Task brief
Convert the lines of the records below into one numbered list, skipping blank lines and leaving the pictures out of your answer.

Data to use

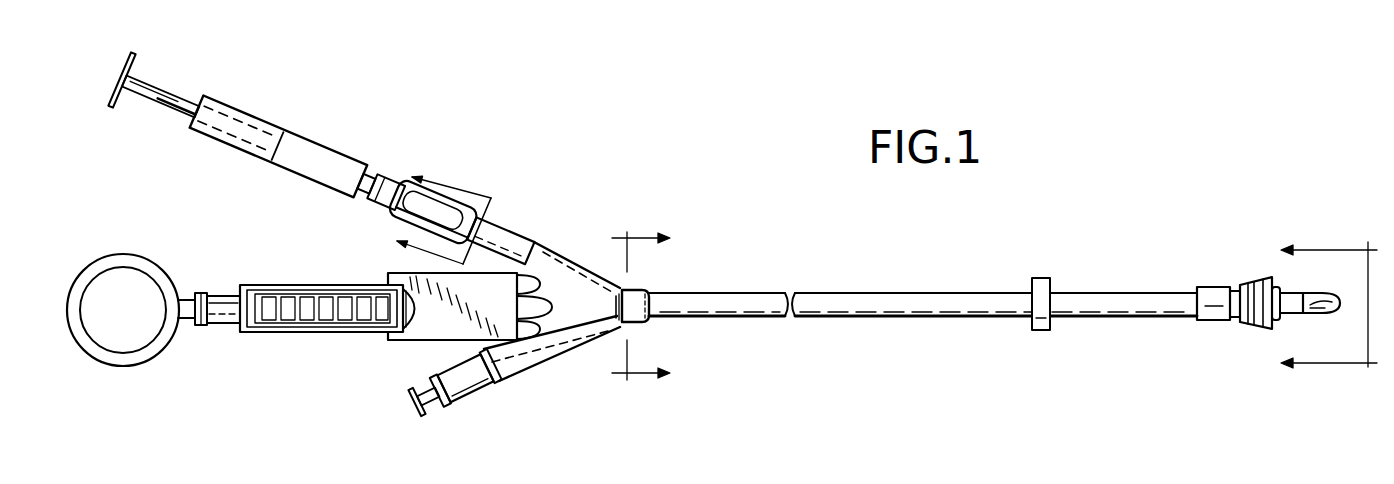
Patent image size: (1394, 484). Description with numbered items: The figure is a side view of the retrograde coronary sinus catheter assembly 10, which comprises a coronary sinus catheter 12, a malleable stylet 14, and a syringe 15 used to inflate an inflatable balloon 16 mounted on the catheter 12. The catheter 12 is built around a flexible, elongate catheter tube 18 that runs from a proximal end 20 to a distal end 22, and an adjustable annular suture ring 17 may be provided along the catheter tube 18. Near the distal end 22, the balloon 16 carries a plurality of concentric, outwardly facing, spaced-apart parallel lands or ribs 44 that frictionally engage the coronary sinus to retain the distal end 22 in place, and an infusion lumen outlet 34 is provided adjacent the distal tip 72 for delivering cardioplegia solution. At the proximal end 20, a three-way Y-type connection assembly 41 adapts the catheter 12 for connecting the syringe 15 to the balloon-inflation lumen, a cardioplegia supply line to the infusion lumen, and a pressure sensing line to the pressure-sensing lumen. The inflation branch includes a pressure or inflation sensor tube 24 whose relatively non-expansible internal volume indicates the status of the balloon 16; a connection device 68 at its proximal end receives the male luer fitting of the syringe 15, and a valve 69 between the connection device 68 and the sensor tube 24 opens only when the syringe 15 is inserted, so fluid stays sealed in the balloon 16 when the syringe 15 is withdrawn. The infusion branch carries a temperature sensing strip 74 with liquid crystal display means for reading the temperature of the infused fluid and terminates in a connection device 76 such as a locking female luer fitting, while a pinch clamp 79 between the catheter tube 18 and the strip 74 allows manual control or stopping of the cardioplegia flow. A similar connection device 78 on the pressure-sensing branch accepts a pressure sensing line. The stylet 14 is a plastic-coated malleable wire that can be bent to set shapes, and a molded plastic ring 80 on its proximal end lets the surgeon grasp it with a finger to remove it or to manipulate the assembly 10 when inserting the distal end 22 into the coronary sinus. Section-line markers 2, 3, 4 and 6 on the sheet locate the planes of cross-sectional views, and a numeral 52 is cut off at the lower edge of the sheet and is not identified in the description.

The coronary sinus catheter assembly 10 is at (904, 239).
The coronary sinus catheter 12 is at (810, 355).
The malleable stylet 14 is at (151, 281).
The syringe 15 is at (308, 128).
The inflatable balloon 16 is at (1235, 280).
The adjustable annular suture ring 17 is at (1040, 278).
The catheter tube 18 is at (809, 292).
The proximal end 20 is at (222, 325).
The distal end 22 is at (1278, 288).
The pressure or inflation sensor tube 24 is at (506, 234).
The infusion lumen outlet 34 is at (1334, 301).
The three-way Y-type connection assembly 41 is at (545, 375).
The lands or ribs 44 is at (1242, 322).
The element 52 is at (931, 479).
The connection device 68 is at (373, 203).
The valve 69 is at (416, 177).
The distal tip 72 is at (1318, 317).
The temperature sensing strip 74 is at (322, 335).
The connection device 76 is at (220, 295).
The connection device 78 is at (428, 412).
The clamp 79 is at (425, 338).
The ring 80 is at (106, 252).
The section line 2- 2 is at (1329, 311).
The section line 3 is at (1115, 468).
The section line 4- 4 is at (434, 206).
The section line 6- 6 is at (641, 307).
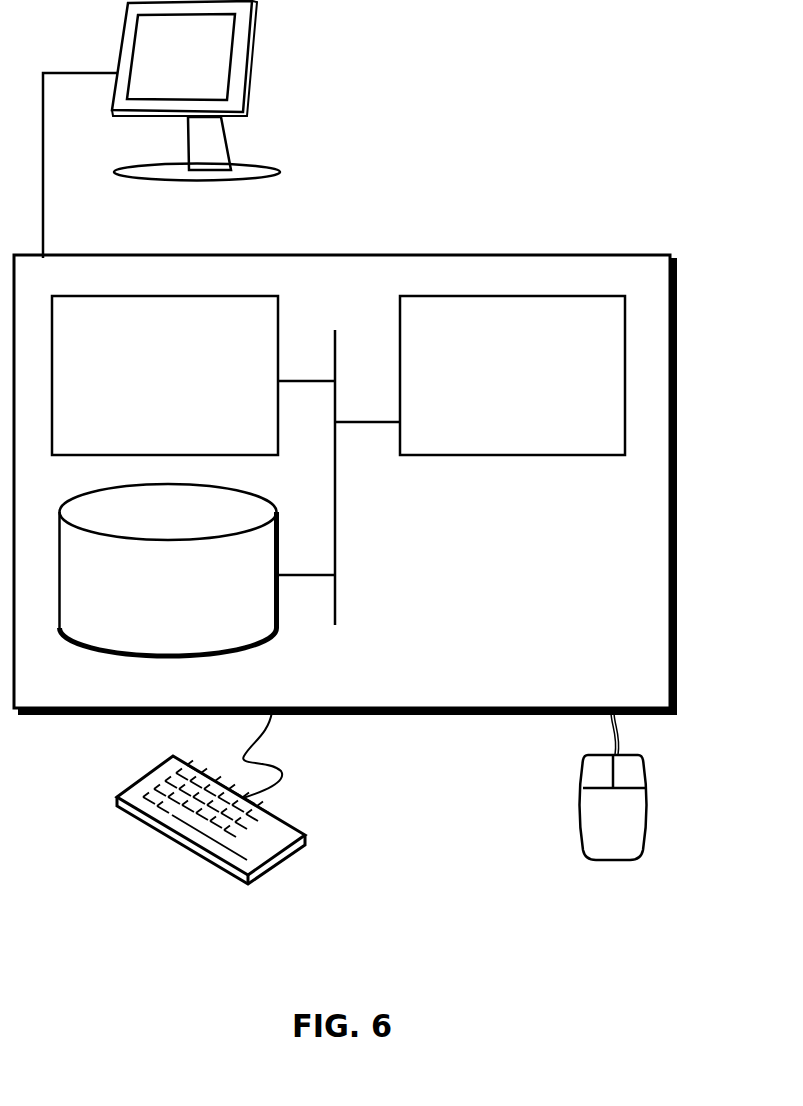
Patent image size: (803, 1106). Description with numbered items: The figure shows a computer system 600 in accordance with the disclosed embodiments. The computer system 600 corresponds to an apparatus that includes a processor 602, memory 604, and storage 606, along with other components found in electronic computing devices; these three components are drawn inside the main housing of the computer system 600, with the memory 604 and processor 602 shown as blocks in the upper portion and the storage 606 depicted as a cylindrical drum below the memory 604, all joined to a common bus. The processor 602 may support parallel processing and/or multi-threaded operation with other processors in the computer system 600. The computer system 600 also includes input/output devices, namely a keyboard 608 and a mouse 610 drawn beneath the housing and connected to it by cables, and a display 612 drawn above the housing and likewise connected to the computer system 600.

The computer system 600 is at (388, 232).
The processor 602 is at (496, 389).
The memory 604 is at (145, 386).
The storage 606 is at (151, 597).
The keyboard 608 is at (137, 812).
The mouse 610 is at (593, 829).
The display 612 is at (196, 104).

Task solution
1. Patent image size: (1394, 484). Description with numbered items: The figure is a side view of the retrograde coronary sinus catheter assembly 10, which comprises a coronary sinus catheter 12, a malleable stylet 14, and a syringe 15 used to inflate an inflatable balloon 16 mounted on the catheter 12. The catheter 12 is built around a flexible, elongate catheter tube 18 that runs from a proximal end 20 to a distal end 22, and an adjustable annular suture ring 17 may be provided along the catheter tube 18. Near the distal end 22, the balloon 16 carries a plurality of concentric, outwardly facing, spaced-apart parallel lands or ribs 44 that frictionally engage the coronary sinus to retain the distal end 22 in place, and an infusion lumen outlet 34 is provided adjacent the distal tip 72 for delivering cardioplegia solution. At the proximal end 20, a three-way Y-type connection assembly 41 adapts the catheter 12 for connecting the syringe 15 to the balloon-inflation lumen, a cardioplegia supply line to the infusion lumen, and a pressure sensing line to the pressure-sensing lumen. The inflation branch includes a pressure or inflation sensor tube 24 whose relatively non-expansible internal volume indicates the status of the balloon 16; a connection device 68 at its proximal end receives the male luer fitting of the syringe 15, and a valve 69 between the connection device 68 and the sensor tube 24 opens only when the syringe 15 is inserted, so fluid stays sealed in the balloon 16 when the syringe 15 is withdrawn. The infusion branch carries a temperature sensing strip 74 with liquid crystal display means for reading the temperature of the infused fluid and terminates in a connection device 76 such as a locking female luer fitting, while a pinch clamp 79 between the catheter tube 18 and the strip 74 allows manual control or stopping of the cardioplegia flow. A similar connection device 78 on the pressure-sensing branch accepts a pressure sensing line. The stylet 14 is a plastic-coated malleable wire that can be bent to set shapes, and a molded plastic ring 80 on its proximal end lets the surgeon grasp it with a finger to remove it or to manipulate the assembly 10 when inserting the distal end 22 into the coronary sinus. Section-line markers 2, 3, 4 and 6 on the sheet locate the planes of cross-sectional views, and a numeral 52 is cut off at the lower edge of the sheet and is not identified in the description.
2. The coronary sinus catheter assembly 10 is at (904, 239).
3. The coronary sinus catheter 12 is at (810, 355).
4. The malleable stylet 14 is at (151, 281).
5. The syringe 15 is at (308, 128).
6. The inflatable balloon 16 is at (1235, 280).
7. The adjustable annular suture ring 17 is at (1040, 278).
8. The catheter tube 18 is at (809, 292).
9. The proximal end 20 is at (222, 325).
10. The distal end 22 is at (1278, 288).
11. The pressure or inflation sensor tube 24 is at (506, 234).
12. The infusion lumen outlet 34 is at (1334, 301).
13. The three-way Y-type connection assembly 41 is at (545, 375).
14. The lands or ribs 44 is at (1242, 322).
15. The element 52 is at (931, 479).
16. The connection device 68 is at (373, 203).
17. The valve 69 is at (416, 177).
18. The distal tip 72 is at (1318, 317).
19. The temperature sensing strip 74 is at (322, 335).
20. The connection device 76 is at (220, 295).
21. The connection device 78 is at (428, 412).
22. The clamp 79 is at (425, 338).
23. The ring 80 is at (106, 252).
24. The section line 2- 2 is at (1329, 311).
25. The section line 3 is at (1115, 468).
26. The section line 4- 4 is at (434, 206).
27. The section line 6- 6 is at (641, 307).
28. Patent image size: (803, 1106). Description with numbered items: The figure shows a computer system 600 in accordance with the disclosed embodiments. The computer system 600 corresponds to an apparatus that includes a processor 602, memory 604, and storage 606, along with other components found in electronic computing devices; these three components are drawn inside the main housing of the computer system 600, with the memory 604 and processor 602 shown as blocks in the upper portion and the storage 606 depicted as a cylindrical drum below the memory 604, all joined to a common bus. The processor 602 may support parallel processing and/or multi-threaded operation with other processors in the computer system 600. The computer system 600 also includes input/output devices, namely a keyboard 608 and a mouse 610 drawn beneath the housing and connected to it by cables, and a display 612 drawn above the housing and likewise connected to the computer system 600.
29. The computer system 600 is at (388, 232).
30. The processor 602 is at (496, 389).
31. The memory 604 is at (145, 386).
32. The storage 606 is at (151, 597).
33. The keyboard 608 is at (137, 812).
34. The mouse 610 is at (593, 829).
35. The display 612 is at (196, 104).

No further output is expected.